§ Records for the task:
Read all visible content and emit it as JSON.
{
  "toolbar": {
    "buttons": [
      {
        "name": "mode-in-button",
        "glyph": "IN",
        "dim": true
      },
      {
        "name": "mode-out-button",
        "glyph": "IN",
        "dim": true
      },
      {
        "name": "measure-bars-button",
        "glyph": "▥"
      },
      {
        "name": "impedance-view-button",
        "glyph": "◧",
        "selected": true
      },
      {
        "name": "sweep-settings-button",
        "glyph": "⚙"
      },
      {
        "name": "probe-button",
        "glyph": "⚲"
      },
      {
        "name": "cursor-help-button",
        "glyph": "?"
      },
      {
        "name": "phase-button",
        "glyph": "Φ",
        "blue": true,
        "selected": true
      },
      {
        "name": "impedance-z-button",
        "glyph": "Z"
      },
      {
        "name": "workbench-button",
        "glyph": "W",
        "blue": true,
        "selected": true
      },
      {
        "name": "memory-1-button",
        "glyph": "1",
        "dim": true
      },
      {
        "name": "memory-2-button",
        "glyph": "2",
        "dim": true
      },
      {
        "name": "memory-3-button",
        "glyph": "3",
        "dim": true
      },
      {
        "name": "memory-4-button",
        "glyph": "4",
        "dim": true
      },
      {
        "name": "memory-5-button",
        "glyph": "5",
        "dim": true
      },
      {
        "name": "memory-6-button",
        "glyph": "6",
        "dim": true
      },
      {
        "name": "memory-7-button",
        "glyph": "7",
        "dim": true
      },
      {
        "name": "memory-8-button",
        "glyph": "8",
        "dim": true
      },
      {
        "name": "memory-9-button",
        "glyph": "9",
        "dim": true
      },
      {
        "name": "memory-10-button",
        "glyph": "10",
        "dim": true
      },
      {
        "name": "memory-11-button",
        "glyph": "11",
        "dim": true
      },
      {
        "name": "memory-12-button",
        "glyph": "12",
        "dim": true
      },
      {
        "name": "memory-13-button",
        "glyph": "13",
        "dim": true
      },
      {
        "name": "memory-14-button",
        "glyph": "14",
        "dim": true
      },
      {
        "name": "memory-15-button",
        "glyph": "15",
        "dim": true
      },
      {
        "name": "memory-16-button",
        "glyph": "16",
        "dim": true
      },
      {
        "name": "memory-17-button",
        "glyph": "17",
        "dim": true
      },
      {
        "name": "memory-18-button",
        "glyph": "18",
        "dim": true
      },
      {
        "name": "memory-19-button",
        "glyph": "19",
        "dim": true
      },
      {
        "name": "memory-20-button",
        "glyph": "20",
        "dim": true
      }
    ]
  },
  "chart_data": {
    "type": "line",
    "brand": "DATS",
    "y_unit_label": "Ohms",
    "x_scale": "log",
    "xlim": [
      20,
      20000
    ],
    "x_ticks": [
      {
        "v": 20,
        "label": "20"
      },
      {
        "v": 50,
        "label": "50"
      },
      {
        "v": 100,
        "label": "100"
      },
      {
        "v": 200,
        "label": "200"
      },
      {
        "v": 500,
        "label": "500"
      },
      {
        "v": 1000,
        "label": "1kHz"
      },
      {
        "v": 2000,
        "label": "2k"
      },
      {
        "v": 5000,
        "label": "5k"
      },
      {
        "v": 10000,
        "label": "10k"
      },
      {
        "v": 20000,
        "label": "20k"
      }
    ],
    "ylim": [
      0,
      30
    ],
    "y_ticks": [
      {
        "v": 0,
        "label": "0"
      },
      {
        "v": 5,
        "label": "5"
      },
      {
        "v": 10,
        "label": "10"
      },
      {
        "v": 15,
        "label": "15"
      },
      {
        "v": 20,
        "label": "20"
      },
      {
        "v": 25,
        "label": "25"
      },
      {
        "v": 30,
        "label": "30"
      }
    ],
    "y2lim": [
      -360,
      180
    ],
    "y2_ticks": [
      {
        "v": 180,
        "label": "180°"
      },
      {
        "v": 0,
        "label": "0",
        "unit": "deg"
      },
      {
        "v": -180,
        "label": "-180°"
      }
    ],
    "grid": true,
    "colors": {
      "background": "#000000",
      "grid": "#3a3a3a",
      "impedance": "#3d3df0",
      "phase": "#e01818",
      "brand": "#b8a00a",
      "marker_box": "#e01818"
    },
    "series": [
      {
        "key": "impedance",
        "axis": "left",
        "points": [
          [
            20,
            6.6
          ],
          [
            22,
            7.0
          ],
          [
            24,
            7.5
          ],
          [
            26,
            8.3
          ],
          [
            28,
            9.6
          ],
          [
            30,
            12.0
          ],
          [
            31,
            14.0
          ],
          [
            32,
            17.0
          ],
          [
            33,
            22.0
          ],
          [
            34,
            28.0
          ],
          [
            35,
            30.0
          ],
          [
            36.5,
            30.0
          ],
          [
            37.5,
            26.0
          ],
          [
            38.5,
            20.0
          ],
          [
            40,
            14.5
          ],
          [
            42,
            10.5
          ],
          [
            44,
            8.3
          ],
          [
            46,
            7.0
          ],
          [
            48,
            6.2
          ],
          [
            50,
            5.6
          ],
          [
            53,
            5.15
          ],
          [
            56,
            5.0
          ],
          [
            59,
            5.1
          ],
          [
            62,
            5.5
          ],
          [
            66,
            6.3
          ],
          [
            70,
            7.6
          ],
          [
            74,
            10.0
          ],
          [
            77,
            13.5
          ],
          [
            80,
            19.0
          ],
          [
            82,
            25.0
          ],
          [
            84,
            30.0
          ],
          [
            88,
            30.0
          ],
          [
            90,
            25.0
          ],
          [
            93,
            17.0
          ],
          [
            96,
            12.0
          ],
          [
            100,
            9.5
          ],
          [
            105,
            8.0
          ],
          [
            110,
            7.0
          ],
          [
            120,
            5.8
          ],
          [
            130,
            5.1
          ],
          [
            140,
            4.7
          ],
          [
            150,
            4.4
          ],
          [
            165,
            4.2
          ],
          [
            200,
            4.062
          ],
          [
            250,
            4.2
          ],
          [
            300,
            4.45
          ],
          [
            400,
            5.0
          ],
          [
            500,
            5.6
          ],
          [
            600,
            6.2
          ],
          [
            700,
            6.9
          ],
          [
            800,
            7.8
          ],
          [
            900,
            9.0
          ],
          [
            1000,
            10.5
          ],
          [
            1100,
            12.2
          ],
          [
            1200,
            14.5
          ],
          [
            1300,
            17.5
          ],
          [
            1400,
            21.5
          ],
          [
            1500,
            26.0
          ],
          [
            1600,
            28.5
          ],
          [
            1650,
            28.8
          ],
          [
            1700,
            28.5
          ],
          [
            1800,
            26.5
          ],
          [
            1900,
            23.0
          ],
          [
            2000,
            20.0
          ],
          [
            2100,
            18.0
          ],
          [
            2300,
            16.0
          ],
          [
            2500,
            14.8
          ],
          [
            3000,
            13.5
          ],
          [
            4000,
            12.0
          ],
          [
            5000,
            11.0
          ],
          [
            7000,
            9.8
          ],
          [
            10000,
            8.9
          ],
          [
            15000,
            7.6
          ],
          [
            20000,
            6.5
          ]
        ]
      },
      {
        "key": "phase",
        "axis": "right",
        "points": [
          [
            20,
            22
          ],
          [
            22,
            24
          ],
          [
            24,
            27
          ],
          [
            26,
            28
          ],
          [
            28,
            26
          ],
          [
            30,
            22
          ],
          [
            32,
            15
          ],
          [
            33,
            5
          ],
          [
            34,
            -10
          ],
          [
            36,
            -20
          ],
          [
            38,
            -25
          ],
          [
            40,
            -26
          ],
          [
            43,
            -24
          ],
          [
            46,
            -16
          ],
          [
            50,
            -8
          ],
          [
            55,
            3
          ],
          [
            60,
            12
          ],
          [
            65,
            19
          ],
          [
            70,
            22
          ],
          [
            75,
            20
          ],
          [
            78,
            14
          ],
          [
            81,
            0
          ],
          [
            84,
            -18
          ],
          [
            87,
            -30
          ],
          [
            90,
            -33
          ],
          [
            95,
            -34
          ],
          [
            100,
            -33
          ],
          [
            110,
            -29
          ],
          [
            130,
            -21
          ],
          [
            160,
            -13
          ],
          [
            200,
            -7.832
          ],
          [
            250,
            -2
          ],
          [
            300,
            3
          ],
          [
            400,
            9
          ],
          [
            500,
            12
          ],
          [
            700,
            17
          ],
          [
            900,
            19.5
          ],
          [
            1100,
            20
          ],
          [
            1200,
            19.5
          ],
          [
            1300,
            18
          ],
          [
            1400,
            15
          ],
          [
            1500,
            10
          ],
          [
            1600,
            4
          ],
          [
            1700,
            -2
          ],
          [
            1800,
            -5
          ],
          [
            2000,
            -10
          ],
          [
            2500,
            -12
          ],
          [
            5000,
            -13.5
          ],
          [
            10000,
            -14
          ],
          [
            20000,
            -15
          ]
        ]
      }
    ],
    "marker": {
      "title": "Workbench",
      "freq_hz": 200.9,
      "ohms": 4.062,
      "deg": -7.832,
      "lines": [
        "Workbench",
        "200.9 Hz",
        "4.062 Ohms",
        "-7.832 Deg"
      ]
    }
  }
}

§ Job:
Report how many lines in the records hold the word "mode", giving the number and nothing else.

§ Response to this exercise:
2